● WHAT TO WORK ON: Give the number of lines in the entries that contain "Amount". State only the count.

● LISTED RECORDS:

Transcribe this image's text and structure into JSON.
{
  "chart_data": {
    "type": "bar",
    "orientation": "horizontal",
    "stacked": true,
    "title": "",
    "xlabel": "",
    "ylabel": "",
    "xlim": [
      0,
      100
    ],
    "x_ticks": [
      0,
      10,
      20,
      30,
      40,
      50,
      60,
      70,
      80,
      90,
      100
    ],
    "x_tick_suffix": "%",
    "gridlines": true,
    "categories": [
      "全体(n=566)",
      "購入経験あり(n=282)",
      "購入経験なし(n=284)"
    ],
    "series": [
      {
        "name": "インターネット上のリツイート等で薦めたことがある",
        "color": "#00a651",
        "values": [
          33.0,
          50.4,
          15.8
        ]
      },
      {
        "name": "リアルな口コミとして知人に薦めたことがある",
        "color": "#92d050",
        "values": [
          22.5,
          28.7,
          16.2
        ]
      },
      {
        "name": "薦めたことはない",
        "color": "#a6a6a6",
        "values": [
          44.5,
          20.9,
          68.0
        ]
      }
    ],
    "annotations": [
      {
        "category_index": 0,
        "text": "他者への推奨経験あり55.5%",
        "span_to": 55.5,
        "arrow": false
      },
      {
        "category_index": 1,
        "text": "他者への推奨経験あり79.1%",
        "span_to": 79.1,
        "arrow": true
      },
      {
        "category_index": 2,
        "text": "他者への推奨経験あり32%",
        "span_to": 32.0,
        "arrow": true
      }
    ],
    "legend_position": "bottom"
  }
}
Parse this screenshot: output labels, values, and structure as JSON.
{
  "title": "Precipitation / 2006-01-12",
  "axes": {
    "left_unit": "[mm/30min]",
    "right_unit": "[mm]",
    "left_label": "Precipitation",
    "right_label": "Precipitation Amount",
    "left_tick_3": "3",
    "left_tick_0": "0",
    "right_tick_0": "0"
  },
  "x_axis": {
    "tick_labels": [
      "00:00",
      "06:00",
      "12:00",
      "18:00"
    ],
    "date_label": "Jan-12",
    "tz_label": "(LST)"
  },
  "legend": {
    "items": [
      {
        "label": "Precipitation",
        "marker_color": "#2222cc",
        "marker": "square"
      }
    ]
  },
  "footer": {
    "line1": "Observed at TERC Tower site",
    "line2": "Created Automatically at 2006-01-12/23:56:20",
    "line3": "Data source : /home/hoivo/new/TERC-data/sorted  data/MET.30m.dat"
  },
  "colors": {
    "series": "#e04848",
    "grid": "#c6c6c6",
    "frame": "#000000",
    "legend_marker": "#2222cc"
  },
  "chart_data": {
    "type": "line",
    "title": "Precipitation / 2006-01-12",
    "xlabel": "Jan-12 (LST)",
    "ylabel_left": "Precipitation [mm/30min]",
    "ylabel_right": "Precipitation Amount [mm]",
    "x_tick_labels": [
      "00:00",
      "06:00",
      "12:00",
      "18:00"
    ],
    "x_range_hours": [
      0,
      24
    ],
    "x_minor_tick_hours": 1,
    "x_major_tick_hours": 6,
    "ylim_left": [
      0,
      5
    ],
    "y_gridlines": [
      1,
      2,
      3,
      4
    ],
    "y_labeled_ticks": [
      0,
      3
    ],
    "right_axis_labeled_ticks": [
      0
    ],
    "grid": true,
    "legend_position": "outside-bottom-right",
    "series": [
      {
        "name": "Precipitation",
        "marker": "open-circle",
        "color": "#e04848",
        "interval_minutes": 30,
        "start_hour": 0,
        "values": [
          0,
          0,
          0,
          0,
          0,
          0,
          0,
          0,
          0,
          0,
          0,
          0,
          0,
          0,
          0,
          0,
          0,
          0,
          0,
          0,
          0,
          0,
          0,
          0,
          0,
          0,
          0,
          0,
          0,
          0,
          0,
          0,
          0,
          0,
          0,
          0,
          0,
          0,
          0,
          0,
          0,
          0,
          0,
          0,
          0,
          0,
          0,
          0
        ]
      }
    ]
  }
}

● THE COMPLETED TASK: 2